In the following material, identify every line holding the string "payable" and return it.

-- Start Supplied records --

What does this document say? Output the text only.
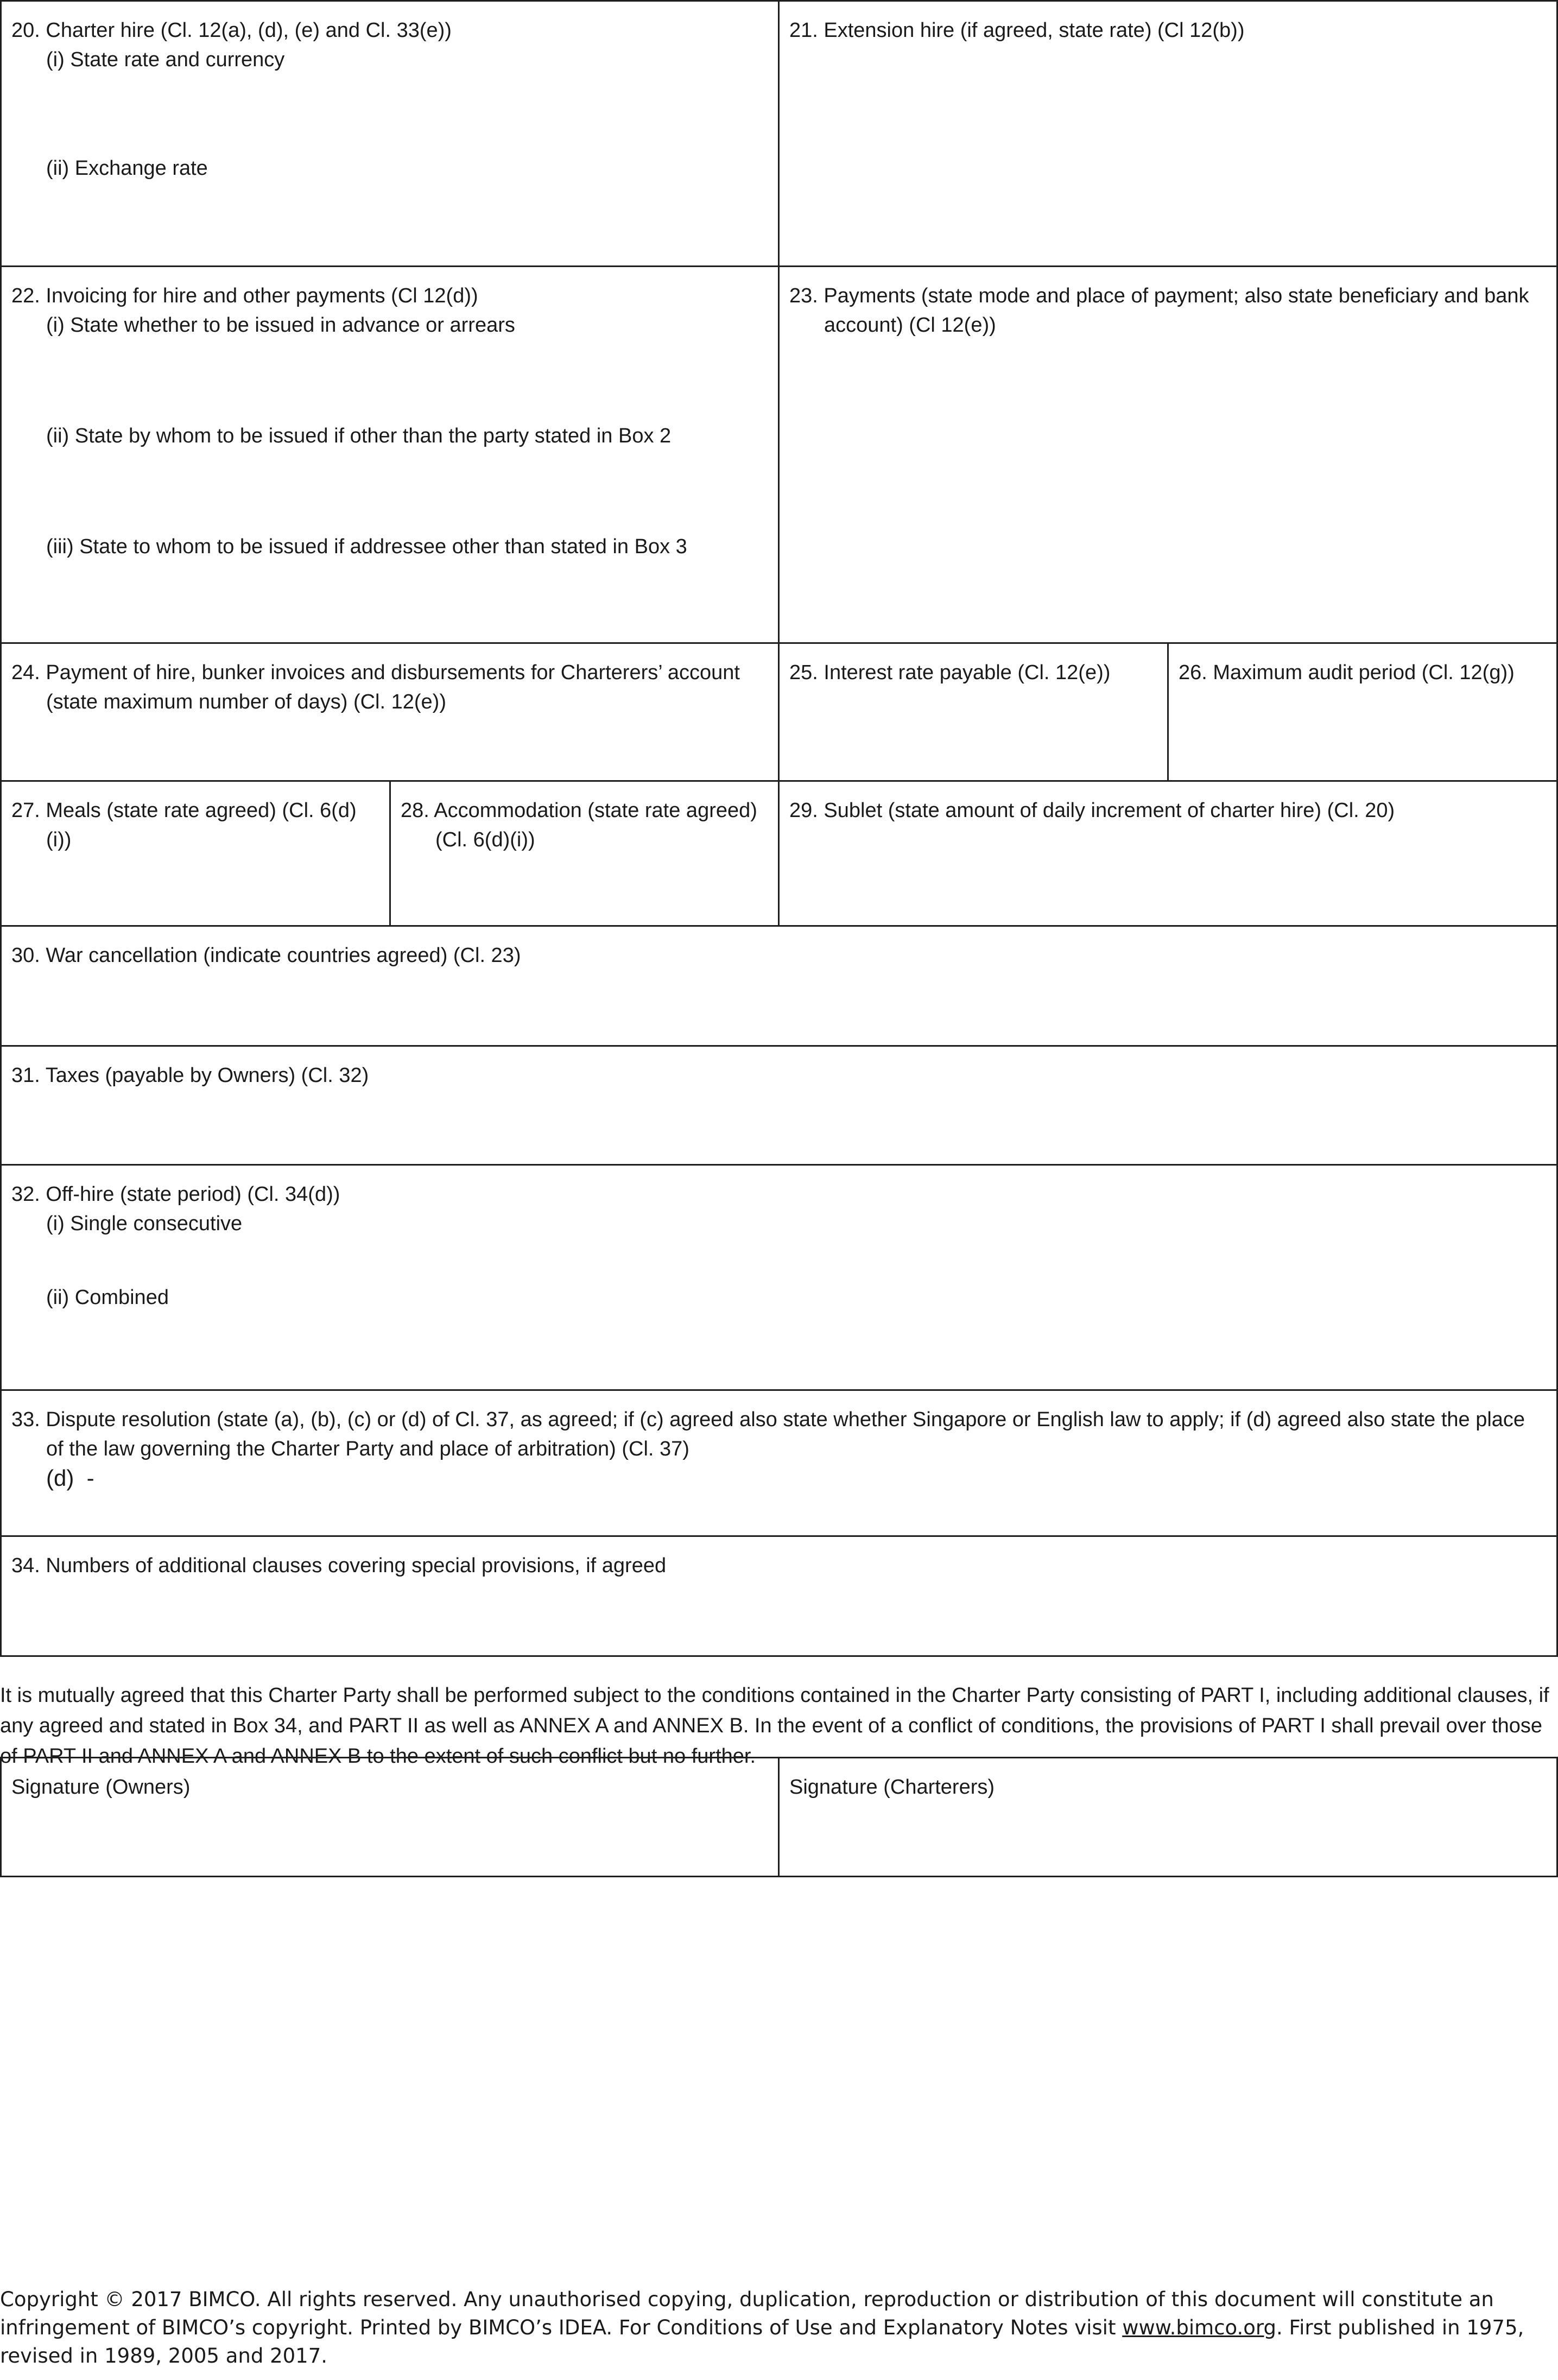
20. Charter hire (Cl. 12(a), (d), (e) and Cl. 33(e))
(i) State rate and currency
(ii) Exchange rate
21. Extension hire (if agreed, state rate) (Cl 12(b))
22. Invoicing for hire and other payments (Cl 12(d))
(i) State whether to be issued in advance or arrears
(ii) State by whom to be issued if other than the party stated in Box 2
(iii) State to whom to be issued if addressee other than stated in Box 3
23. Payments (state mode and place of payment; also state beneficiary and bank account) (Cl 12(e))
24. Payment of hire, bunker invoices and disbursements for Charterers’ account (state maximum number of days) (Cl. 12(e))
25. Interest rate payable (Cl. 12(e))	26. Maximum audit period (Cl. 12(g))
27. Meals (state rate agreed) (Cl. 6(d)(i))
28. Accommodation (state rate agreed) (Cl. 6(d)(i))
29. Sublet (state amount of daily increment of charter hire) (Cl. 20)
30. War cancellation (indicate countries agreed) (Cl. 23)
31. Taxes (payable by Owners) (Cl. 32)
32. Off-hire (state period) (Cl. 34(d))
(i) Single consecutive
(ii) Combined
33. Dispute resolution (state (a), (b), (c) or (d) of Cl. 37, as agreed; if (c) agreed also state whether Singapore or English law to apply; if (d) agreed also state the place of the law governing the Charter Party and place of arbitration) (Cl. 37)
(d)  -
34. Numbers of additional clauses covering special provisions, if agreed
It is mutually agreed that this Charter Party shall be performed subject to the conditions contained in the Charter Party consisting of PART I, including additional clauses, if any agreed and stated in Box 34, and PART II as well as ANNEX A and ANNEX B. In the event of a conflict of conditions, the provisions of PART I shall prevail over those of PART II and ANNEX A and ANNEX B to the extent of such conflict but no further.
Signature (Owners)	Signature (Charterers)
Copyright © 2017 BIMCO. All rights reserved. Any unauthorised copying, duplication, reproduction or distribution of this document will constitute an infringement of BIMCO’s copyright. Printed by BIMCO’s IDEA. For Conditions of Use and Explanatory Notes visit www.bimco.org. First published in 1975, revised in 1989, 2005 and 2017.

-- End Supplied records --
-- Start Supplied records --

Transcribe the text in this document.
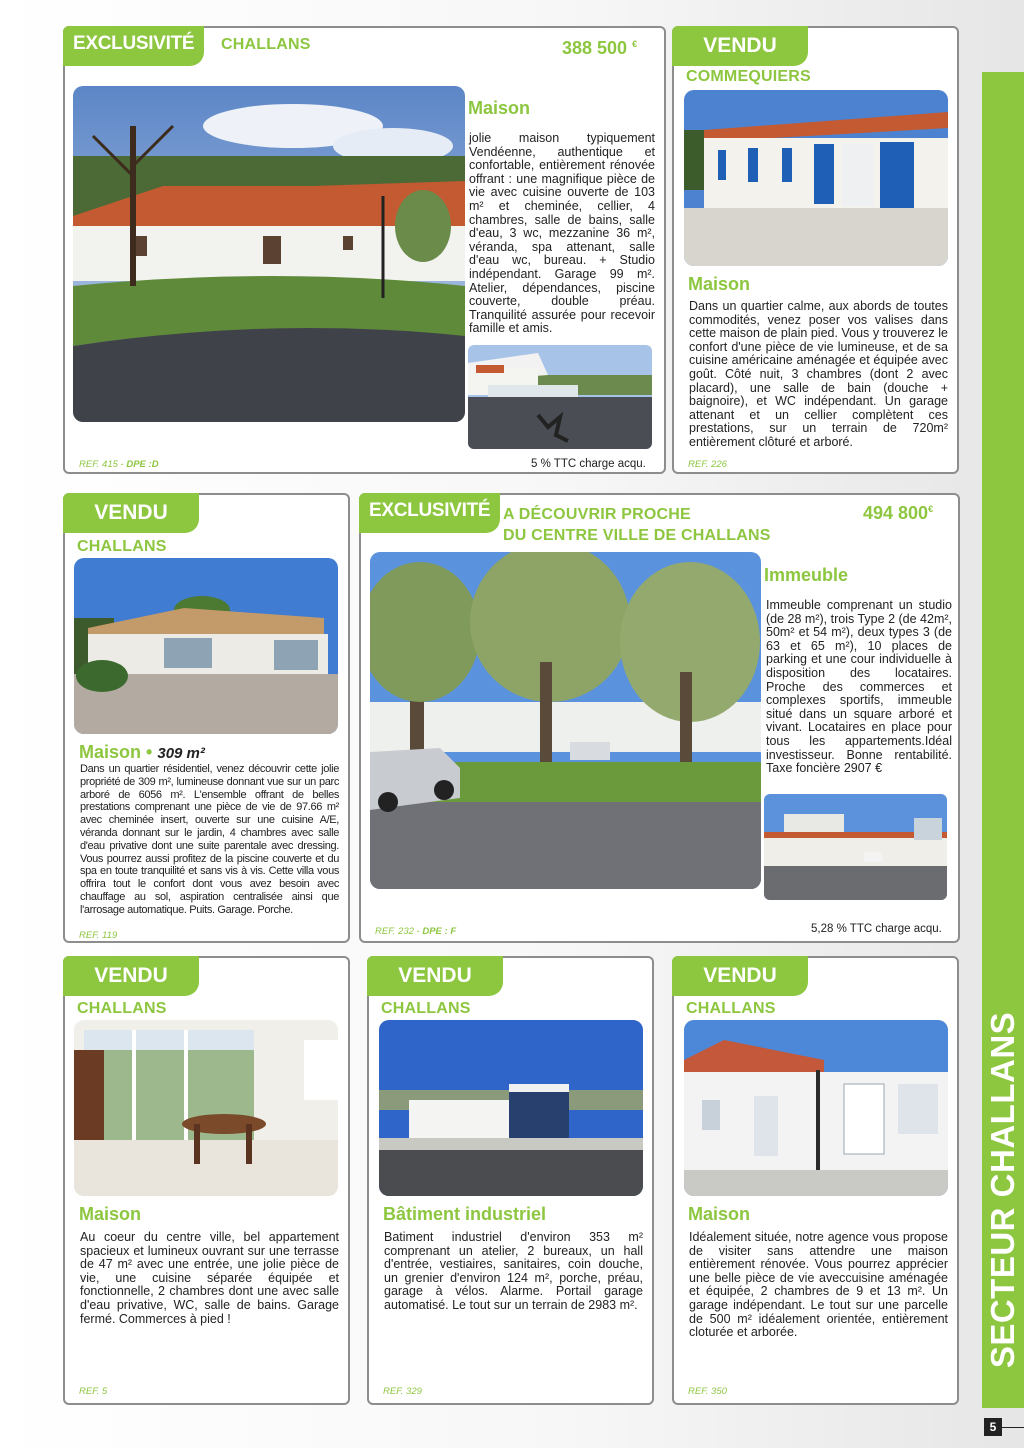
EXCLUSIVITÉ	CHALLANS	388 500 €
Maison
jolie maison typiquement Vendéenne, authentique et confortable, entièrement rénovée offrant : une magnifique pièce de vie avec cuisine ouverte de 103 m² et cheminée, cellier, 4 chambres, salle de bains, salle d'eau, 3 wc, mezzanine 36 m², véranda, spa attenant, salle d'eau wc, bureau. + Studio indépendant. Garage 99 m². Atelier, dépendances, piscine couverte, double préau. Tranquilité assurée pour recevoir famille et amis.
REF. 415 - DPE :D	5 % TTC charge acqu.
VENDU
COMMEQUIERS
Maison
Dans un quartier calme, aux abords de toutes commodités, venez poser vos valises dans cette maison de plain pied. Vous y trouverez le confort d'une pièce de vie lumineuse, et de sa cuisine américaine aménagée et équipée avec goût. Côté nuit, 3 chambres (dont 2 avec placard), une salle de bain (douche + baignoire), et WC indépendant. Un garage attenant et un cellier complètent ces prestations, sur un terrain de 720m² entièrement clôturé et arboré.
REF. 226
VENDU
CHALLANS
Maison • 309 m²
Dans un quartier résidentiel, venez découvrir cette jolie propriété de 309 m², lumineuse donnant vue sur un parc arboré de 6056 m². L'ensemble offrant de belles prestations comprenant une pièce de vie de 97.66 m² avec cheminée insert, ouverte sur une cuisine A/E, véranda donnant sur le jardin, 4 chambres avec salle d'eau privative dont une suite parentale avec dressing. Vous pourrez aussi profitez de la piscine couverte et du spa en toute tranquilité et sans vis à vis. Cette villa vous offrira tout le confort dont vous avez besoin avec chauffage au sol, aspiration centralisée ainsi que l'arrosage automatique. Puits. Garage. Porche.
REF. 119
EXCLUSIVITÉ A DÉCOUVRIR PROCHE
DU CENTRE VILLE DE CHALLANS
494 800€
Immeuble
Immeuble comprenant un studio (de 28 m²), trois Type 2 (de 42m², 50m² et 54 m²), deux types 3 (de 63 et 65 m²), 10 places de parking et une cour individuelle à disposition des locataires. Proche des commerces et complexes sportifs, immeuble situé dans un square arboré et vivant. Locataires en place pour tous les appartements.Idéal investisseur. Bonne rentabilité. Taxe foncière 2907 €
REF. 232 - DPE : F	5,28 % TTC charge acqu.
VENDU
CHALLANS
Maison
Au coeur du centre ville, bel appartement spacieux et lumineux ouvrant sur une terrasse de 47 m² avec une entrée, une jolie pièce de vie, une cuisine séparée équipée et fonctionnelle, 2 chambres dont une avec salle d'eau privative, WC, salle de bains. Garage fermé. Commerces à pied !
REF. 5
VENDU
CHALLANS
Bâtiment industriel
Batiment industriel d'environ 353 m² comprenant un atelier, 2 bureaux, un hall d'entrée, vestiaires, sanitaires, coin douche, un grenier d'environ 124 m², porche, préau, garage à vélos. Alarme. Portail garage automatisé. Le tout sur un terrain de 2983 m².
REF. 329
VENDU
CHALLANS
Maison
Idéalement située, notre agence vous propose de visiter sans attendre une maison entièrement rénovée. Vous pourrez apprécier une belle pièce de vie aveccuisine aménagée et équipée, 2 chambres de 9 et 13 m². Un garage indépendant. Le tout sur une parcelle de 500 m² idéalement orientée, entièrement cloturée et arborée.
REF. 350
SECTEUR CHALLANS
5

-- End Supplied records --

**Solution**
25. Interest rate payable (Cl. 12(e))	26. Maximum audit period (Cl. 12(g))
31. Taxes (payable by Owners) (Cl. 32)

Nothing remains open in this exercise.